▶ _Problem description_: The records should be written out in full, with nothing altered.

Data items:
------------
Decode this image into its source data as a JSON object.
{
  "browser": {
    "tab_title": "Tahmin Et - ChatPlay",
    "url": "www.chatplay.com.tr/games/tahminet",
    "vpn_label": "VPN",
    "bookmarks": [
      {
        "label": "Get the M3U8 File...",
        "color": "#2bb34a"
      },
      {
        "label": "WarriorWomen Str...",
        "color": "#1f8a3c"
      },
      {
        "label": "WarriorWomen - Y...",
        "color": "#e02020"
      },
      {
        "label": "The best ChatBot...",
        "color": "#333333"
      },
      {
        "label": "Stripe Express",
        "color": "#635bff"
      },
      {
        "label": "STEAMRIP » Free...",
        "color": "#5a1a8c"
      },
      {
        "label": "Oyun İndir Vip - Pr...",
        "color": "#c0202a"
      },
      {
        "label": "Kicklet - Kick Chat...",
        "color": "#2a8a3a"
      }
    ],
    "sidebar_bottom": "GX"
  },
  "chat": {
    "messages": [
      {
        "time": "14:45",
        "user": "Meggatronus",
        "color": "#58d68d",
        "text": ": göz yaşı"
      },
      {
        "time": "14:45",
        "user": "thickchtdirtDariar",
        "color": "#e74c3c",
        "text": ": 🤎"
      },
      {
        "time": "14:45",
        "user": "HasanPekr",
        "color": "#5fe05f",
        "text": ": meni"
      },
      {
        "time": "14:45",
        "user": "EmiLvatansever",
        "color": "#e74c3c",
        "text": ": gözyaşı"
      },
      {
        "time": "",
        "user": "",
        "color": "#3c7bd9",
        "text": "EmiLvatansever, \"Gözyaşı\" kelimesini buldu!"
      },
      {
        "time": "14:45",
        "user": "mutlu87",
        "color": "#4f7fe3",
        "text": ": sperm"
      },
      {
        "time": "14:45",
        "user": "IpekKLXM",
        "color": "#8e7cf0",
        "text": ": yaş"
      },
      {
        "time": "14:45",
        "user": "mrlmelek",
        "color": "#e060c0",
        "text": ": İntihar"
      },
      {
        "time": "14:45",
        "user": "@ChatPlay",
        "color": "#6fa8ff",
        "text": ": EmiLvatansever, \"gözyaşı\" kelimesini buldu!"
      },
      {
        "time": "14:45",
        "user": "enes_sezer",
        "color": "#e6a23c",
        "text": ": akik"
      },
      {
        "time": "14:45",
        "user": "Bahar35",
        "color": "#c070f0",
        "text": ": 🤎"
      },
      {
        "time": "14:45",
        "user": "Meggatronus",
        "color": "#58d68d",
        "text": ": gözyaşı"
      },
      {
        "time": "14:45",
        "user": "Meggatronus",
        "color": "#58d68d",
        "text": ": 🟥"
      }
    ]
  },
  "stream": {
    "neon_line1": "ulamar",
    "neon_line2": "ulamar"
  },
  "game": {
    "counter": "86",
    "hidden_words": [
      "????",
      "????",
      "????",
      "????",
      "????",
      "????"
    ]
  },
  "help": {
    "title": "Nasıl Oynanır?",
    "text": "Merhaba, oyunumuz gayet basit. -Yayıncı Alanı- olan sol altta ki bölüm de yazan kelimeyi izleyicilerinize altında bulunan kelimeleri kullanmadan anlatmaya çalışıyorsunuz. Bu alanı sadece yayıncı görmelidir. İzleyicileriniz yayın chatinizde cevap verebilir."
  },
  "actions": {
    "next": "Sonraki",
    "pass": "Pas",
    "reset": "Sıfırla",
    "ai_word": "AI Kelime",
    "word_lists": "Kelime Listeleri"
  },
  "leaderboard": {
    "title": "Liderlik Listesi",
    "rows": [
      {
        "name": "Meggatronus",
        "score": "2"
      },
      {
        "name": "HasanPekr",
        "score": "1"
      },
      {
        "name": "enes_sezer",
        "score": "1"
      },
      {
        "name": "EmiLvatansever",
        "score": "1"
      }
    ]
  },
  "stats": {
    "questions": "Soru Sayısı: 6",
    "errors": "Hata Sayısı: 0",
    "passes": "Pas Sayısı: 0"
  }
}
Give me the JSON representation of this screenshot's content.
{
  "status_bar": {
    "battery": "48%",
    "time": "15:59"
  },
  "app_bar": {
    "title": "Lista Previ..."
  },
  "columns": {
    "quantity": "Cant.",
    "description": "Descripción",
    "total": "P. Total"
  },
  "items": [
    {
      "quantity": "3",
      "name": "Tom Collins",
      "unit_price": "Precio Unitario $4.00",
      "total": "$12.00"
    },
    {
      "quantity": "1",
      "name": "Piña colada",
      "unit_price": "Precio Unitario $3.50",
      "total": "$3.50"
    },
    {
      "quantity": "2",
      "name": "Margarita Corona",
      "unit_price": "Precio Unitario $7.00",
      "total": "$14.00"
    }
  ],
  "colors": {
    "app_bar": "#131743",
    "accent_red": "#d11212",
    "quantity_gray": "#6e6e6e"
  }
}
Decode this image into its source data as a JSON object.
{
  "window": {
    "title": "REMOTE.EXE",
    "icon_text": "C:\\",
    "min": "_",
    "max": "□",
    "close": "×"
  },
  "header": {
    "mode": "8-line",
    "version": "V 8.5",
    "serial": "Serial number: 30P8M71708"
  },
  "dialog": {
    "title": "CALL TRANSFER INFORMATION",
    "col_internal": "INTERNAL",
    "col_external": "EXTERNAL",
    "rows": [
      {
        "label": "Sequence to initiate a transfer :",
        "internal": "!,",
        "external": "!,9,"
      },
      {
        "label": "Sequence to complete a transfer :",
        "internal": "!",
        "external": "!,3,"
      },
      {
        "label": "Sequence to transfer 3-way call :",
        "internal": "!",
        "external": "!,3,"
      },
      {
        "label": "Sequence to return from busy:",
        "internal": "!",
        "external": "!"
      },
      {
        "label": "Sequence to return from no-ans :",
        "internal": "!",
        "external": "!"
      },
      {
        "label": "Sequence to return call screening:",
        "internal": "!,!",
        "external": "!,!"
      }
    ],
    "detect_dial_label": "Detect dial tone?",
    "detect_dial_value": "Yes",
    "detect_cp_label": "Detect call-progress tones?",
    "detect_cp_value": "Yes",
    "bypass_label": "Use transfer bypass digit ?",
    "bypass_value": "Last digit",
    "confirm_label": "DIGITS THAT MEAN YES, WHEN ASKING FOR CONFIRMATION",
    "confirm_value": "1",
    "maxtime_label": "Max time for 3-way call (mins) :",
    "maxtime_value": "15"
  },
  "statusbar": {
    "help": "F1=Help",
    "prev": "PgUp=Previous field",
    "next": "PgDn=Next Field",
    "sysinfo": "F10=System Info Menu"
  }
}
------------
▶ _Result of this exercise_:
Decode this image into its source data as a JSON object.
{
  "browser": {
    "tab_title": "Tahmin Et - ChatPlay",
    "url": "www.chatplay.com.tr/games/tahminet",
    "vpn_label": "VPN",
    "bookmarks": [
      {
        "label": "Get the M3U8 File...",
        "color": "#2bb34a"
      },
      {
        "label": "WarriorWomen Str...",
        "color": "#1f8a3c"
      },
      {
        "label": "WarriorWomen - Y...",
        "color": "#e02020"
      },
      {
        "label": "The best ChatBot...",
        "color": "#333333"
      },
      {
        "label": "Stripe Express",
        "color": "#635bff"
      },
      {
        "label": "STEAMRIP » Free...",
        "color": "#5a1a8c"
      },
      {
        "label": "Oyun İndir Vip - Pr...",
        "color": "#c0202a"
      },
      {
        "label": "Kicklet - Kick Chat...",
        "color": "#2a8a3a"
      }
    ],
    "sidebar_bottom": "GX"
  },
  "chat": {
    "messages": [
      {
        "time": "14:45",
        "user": "Meggatronus",
        "color": "#58d68d",
        "text": ": göz yaşı"
      },
      {
        "time": "14:45",
        "user": "thickchtdirtDariar",
        "color": "#e74c3c",
        "text": ": 🤎"
      },
      {
        "time": "14:45",
        "user": "HasanPekr",
        "color": "#5fe05f",
        "text": ": meni"
      },
      {
        "time": "14:45",
        "user": "EmiLvatansever",
        "color": "#e74c3c",
        "text": ": gözyaşı"
      },
      {
        "time": "",
        "user": "",
        "color": "#3c7bd9",
        "text": "EmiLvatansever, \"Gözyaşı\" kelimesini buldu!"
      },
      {
        "time": "14:45",
        "user": "mutlu87",
        "color": "#4f7fe3",
        "text": ": sperm"
      },
      {
        "time": "14:45",
        "user": "IpekKLXM",
        "color": "#8e7cf0",
        "text": ": yaş"
      },
      {
        "time": "14:45",
        "user": "mrlmelek",
        "color": "#e060c0",
        "text": ": İntihar"
      },
      {
        "time": "14:45",
        "user": "@ChatPlay",
        "color": "#6fa8ff",
        "text": ": EmiLvatansever, \"gözyaşı\" kelimesini buldu!"
      },
      {
        "time": "14:45",
        "user": "enes_sezer",
        "color": "#e6a23c",
        "text": ": akik"
      },
      {
        "time": "14:45",
        "user": "Bahar35",
        "color": "#c070f0",
        "text": ": 🤎"
      },
      {
        "time": "14:45",
        "user": "Meggatronus",
        "color": "#58d68d",
        "text": ": gözyaşı"
      },
      {
        "time": "14:45",
        "user": "Meggatronus",
        "color": "#58d68d",
        "text": ": 🟥"
      }
    ]
  },
  "stream": {
    "neon_line1": "ulamar",
    "neon_line2": "ulamar"
  },
  "game": {
    "counter": "86",
    "hidden_words": [
      "????",
      "????",
      "????",
      "????",
      "????",
      "????"
    ]
  },
  "help": {
    "title": "Nasıl Oynanır?",
    "text": "Merhaba, oyunumuz gayet basit. -Yayıncı Alanı- olan sol altta ki bölüm de yazan kelimeyi izleyicilerinize altında bulunan kelimeleri kullanmadan anlatmaya çalışıyorsunuz. Bu alanı sadece yayıncı görmelidir. İzleyicileriniz yayın chatinizde cevap verebilir."
  },
  "actions": {
    "next": "Sonraki",
    "pass": "Pas",
    "reset": "Sıfırla",
    "ai_word": "AI Kelime",
    "word_lists": "Kelime Listeleri"
  },
  "leaderboard": {
    "title": "Liderlik Listesi",
    "rows": [
      {
        "name": "Meggatronus",
        "score": "2"
      },
      {
        "name": "HasanPekr",
        "score": "1"
      },
      {
        "name": "enes_sezer",
        "score": "1"
      },
      {
        "name": "EmiLvatansever",
        "score": "1"
      }
    ]
  },
  "stats": {
    "questions": "Soru Sayısı: 6",
    "errors": "Hata Sayısı: 0",
    "passes": "Pas Sayısı: 0"
  }
}
Give me the JSON representation of this screenshot's content.
{
  "status_bar": {
    "battery": "48%",
    "time": "15:59"
  },
  "app_bar": {
    "title": "Lista Previ..."
  },
  "columns": {
    "quantity": "Cant.",
    "description": "Descripción",
    "total": "P. Total"
  },
  "items": [
    {
      "quantity": "3",
      "name": "Tom Collins",
      "unit_price": "Precio Unitario $4.00",
      "total": "$12.00"
    },
    {
      "quantity": "1",
      "name": "Piña colada",
      "unit_price": "Precio Unitario $3.50",
      "total": "$3.50"
    },
    {
      "quantity": "2",
      "name": "Margarita Corona",
      "unit_price": "Precio Unitario $7.00",
      "total": "$14.00"
    }
  ],
  "colors": {
    "app_bar": "#131743",
    "accent_red": "#d11212",
    "quantity_gray": "#6e6e6e"
  }
}
Decode this image into its source data as a JSON object.
{
  "window": {
    "title": "REMOTE.EXE",
    "icon_text": "C:\\",
    "min": "_",
    "max": "□",
    "close": "×"
  },
  "header": {
    "mode": "8-line",
    "version": "V 8.5",
    "serial": "Serial number: 30P8M71708"
  },
  "dialog": {
    "title": "CALL TRANSFER INFORMATION",
    "col_internal": "INTERNAL",
    "col_external": "EXTERNAL",
    "rows": [
      {
        "label": "Sequence to initiate a transfer :",
        "internal": "!,",
        "external": "!,9,"
      },
      {
        "label": "Sequence to complete a transfer :",
        "internal": "!",
        "external": "!,3,"
      },
      {
        "label": "Sequence to transfer 3-way call :",
        "internal": "!",
        "external": "!,3,"
      },
      {
        "label": "Sequence to return from busy:",
        "internal": "!",
        "external": "!"
      },
      {
        "label": "Sequence to return from no-ans :",
        "internal": "!",
        "external": "!"
      },
      {
        "label": "Sequence to return call screening:",
        "internal": "!,!",
        "external": "!,!"
      }
    ],
    "detect_dial_label": "Detect dial tone?",
    "detect_dial_value": "Yes",
    "detect_cp_label": "Detect call-progress tones?",
    "detect_cp_value": "Yes",
    "bypass_label": "Use transfer bypass digit ?",
    "bypass_value": "Last digit",
    "confirm_label": "DIGITS THAT MEAN YES, WHEN ASKING FOR CONFIRMATION",
    "confirm_value": "1",
    "maxtime_label": "Max time for 3-way call (mins) :",
    "maxtime_value": "15"
  },
  "statusbar": {
    "help": "F1=Help",
    "prev": "PgUp=Previous field",
    "next": "PgDn=Next Field",
    "sysinfo": "F10=System Info Menu"
  }
}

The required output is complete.